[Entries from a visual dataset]

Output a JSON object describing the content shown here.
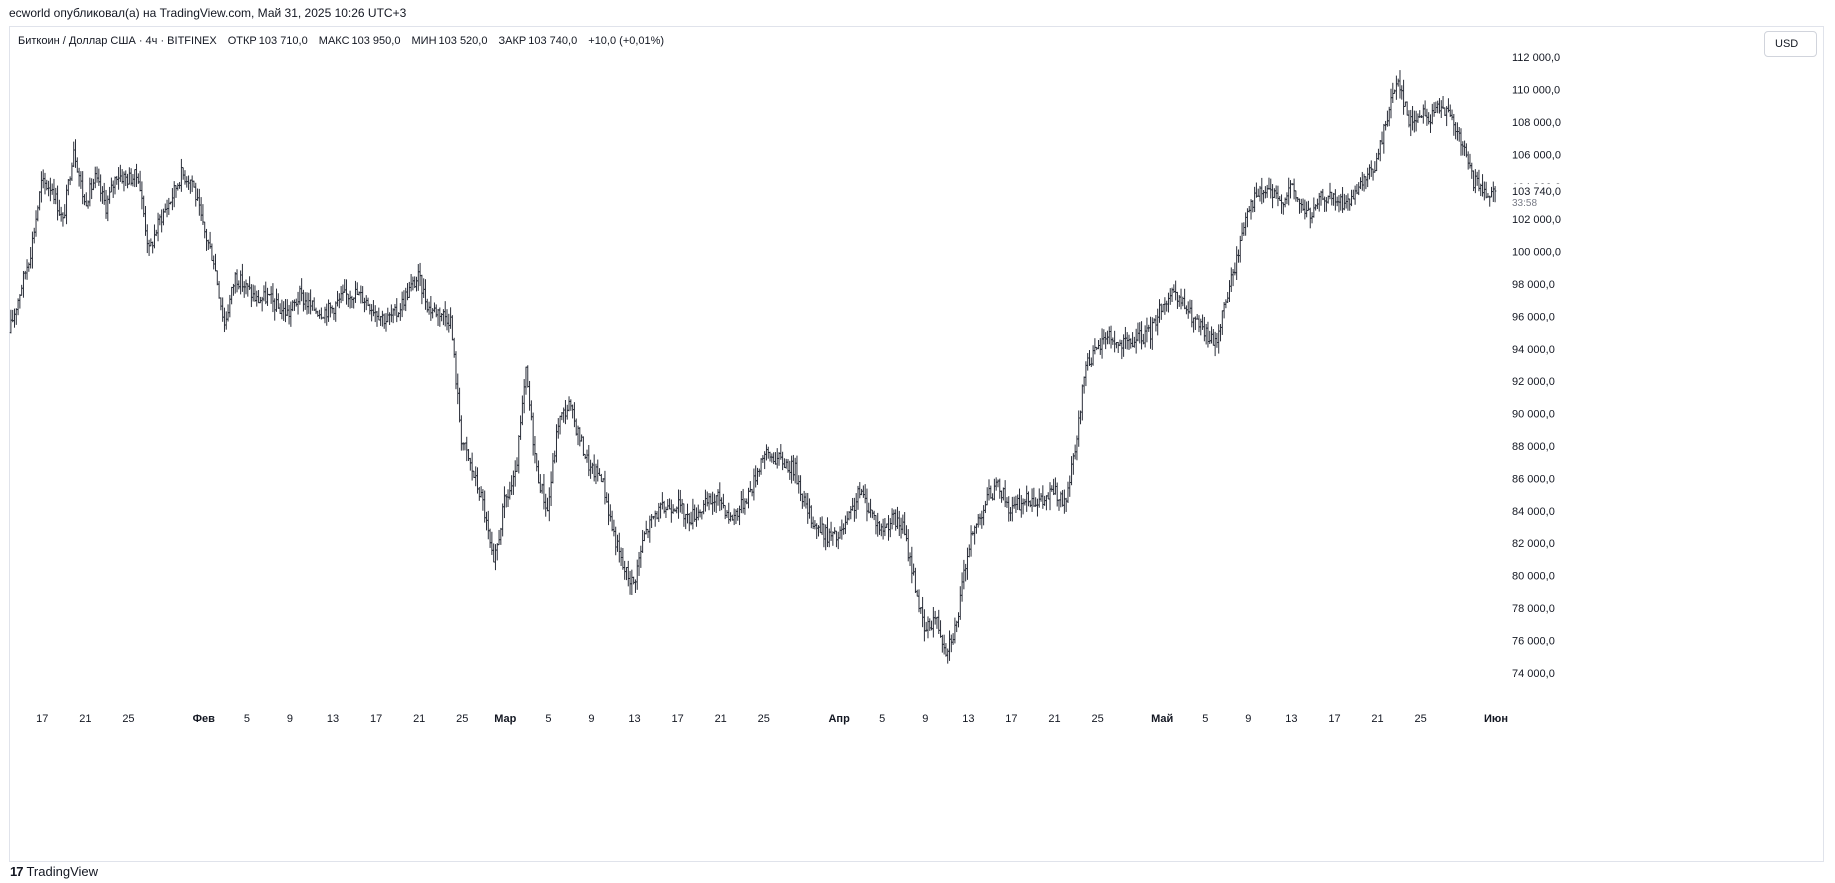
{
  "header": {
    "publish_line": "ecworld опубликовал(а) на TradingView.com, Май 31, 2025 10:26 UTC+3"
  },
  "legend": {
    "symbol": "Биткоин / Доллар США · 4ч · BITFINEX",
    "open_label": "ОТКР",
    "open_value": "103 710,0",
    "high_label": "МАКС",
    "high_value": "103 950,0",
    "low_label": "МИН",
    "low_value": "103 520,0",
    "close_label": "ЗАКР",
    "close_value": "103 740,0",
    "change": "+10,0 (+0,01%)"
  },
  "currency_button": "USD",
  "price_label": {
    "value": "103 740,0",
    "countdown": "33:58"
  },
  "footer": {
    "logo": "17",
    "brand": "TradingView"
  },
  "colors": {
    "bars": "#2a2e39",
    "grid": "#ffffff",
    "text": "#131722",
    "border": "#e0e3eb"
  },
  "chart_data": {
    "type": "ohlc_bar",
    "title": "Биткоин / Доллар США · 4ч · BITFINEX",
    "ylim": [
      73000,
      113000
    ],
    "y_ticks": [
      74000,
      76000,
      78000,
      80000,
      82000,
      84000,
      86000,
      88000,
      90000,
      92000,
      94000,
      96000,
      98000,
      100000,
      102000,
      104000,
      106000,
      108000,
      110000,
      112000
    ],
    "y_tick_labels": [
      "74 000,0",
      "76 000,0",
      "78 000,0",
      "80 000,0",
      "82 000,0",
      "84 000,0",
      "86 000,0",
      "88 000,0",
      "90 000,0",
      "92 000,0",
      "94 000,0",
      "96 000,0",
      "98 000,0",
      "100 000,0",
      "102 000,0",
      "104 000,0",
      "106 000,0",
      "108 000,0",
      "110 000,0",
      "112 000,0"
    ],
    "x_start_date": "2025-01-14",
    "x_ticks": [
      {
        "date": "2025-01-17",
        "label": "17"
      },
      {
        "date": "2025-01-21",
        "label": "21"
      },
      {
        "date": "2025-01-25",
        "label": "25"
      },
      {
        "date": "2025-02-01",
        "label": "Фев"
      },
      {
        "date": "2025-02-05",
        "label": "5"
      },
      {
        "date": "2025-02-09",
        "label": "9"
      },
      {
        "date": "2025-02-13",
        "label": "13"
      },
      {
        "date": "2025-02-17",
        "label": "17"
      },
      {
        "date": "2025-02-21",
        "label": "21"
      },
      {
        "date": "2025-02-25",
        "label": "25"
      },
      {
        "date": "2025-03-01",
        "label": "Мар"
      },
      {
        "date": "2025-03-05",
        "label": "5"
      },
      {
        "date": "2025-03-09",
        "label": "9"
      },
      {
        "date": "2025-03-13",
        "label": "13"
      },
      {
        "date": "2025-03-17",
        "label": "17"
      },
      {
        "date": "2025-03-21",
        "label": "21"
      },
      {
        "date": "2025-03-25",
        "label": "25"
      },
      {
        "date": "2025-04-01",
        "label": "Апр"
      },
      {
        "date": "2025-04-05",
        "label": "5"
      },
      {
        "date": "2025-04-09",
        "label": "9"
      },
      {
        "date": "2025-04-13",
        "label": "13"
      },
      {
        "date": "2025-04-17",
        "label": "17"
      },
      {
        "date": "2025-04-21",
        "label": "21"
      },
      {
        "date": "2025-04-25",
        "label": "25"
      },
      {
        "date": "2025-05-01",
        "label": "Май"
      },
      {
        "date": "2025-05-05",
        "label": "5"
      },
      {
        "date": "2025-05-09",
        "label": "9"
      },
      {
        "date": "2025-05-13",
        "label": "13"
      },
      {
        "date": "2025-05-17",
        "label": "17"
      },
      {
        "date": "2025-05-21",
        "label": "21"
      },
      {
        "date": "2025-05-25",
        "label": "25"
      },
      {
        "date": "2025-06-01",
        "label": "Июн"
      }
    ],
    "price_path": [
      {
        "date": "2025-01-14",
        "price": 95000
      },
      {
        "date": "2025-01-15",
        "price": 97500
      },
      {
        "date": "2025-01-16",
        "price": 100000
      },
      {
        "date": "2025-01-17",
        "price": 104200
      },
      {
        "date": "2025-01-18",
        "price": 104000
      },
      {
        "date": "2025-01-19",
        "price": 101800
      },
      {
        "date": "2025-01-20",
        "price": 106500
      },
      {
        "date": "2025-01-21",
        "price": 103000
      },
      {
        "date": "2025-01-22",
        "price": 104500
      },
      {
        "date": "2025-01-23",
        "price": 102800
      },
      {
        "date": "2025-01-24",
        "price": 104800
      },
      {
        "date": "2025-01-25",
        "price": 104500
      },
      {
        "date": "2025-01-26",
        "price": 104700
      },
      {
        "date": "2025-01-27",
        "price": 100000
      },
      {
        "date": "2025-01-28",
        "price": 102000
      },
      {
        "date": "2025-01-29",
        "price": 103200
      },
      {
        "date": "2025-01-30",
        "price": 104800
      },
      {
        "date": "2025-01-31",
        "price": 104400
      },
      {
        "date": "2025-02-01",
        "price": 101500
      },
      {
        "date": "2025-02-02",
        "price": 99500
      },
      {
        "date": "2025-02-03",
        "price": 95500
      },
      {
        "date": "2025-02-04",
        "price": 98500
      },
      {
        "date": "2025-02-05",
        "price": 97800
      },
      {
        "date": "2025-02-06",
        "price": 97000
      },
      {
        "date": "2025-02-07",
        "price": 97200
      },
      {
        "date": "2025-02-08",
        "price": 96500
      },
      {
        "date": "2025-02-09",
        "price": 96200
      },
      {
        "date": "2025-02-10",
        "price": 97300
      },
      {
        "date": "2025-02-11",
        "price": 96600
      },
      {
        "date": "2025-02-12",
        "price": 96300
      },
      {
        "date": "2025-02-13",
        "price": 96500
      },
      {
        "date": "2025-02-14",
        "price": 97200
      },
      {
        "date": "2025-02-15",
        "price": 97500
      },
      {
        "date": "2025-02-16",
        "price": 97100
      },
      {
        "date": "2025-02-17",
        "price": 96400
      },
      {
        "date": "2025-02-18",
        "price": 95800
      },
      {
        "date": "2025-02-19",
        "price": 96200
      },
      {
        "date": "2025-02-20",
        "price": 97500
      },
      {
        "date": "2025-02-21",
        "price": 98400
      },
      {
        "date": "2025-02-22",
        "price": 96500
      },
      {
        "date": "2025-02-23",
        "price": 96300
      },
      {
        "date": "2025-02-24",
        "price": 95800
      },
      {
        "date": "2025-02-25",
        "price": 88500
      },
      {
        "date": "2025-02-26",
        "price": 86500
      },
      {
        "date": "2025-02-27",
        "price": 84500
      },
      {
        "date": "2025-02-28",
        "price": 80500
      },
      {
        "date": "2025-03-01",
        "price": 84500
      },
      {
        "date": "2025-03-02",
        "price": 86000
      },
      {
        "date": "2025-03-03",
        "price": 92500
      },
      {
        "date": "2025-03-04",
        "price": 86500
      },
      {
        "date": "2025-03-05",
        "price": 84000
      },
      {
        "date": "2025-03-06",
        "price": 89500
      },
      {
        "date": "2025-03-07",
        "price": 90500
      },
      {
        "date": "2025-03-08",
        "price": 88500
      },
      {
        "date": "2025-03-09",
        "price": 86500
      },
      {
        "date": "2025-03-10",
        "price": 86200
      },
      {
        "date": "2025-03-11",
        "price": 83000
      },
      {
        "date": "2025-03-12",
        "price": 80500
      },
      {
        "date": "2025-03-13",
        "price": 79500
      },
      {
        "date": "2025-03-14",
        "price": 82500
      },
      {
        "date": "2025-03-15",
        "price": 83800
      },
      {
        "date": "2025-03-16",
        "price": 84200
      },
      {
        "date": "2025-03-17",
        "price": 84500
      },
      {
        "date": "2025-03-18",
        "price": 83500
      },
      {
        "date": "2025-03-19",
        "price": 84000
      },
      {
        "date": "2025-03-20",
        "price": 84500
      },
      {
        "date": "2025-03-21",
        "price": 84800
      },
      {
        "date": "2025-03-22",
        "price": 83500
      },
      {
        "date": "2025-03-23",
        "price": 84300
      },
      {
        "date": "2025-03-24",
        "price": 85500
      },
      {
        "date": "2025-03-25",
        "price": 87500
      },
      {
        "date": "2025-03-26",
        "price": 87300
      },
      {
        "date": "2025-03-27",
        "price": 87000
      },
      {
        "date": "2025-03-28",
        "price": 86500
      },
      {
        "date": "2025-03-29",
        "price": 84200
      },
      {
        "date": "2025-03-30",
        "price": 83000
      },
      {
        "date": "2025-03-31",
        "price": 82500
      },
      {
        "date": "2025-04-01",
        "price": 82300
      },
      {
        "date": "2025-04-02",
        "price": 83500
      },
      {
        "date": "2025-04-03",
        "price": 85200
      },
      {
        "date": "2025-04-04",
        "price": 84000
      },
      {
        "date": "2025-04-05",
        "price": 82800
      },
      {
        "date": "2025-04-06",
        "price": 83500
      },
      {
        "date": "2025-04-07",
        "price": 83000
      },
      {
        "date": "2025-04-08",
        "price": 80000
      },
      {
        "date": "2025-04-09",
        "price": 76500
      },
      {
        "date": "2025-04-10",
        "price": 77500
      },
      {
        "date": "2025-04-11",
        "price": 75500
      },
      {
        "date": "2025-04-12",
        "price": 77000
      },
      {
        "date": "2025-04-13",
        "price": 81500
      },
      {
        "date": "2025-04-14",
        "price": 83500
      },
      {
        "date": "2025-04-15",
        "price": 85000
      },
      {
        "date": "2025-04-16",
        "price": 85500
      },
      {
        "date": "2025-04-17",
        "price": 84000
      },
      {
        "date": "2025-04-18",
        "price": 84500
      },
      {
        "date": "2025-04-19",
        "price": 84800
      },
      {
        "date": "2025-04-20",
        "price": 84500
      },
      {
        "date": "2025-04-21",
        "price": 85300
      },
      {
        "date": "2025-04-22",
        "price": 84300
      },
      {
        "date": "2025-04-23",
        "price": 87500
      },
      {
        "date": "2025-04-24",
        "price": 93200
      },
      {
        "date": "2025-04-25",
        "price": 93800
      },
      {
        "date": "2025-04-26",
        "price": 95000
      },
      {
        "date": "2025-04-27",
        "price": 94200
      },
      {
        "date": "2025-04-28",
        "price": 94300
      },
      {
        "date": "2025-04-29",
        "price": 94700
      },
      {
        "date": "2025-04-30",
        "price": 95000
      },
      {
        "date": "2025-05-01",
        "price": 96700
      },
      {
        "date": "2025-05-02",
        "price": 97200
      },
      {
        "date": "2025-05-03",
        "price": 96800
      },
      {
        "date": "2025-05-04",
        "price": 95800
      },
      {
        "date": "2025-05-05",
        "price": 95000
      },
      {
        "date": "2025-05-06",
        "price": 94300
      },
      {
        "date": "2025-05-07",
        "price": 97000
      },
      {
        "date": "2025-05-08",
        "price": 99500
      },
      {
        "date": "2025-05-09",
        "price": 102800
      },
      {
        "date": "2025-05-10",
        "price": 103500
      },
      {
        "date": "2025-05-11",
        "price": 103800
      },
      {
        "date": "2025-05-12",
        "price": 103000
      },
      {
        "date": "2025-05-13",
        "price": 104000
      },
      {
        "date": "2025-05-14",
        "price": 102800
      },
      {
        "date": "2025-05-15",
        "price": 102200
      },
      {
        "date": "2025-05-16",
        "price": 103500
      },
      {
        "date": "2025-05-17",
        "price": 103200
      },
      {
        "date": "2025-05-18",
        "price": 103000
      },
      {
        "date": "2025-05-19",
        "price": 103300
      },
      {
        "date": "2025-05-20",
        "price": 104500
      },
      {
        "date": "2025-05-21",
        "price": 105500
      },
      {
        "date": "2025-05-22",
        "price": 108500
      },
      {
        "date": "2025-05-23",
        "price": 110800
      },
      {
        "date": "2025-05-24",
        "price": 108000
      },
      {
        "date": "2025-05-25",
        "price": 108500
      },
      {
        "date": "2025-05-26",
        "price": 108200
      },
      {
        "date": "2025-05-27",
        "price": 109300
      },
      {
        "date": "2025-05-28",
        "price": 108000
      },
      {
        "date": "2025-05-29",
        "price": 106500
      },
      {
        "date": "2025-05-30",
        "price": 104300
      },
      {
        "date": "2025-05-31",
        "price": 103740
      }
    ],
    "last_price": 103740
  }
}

---

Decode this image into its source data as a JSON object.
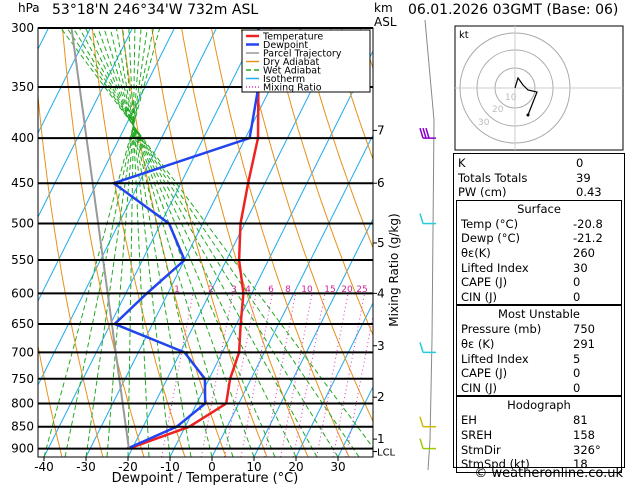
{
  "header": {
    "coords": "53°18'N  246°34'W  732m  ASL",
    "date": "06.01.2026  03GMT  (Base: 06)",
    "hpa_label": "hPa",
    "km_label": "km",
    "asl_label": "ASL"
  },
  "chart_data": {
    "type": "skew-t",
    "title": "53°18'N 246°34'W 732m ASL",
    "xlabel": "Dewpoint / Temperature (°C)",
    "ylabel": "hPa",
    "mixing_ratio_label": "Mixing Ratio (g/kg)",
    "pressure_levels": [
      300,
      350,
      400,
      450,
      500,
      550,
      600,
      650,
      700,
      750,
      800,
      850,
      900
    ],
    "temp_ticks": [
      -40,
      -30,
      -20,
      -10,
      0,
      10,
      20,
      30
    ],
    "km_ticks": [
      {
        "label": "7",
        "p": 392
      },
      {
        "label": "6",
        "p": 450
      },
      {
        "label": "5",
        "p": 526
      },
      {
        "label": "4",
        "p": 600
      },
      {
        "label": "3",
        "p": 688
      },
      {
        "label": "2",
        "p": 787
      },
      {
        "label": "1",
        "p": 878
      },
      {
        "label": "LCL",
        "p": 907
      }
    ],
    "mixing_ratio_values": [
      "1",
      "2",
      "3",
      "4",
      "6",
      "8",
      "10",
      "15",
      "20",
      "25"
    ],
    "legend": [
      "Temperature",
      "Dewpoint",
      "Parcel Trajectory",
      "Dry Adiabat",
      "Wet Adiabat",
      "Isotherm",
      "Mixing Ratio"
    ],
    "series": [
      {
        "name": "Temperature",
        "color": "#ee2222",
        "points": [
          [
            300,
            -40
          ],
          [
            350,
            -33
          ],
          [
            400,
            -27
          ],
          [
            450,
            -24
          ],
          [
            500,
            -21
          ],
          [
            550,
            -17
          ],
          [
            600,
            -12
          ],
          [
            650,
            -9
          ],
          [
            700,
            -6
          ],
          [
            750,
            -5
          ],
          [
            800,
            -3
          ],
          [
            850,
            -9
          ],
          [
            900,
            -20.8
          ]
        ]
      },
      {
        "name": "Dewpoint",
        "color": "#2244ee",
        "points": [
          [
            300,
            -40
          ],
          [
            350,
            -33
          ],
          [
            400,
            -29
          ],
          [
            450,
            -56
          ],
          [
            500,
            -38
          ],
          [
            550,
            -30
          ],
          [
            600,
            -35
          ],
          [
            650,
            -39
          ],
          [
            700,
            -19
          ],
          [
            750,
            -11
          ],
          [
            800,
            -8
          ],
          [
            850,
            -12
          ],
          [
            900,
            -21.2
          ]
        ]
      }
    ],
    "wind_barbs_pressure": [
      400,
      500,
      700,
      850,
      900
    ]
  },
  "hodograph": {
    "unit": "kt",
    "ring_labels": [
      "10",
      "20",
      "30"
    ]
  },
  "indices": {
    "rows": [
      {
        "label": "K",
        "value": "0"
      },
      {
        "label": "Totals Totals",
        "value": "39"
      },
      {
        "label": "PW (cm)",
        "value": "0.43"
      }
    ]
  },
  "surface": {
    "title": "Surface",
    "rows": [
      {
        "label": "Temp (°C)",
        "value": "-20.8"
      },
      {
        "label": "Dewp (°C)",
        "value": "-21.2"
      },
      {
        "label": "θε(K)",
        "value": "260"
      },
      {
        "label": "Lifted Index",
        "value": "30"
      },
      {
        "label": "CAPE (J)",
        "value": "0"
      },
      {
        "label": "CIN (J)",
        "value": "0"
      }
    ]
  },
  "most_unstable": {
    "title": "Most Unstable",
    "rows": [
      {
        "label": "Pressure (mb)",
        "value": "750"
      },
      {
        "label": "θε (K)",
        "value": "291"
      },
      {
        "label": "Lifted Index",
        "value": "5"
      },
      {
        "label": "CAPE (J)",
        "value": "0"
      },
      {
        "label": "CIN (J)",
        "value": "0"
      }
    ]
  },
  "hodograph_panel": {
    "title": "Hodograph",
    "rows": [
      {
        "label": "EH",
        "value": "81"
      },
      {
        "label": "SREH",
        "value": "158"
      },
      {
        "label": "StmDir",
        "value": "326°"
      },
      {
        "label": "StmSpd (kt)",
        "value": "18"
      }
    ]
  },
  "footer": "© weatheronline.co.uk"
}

» **PROBLEM STATEMENT**: Look through the data and gather every line with the string "TradingView" in it.

» **TASK RESULT**:
    "publish_line": "ecworld опубликовал(а) на TradingView.com, Май 31, 2025 10:26 UTC+3"
    "brand": "TradingView"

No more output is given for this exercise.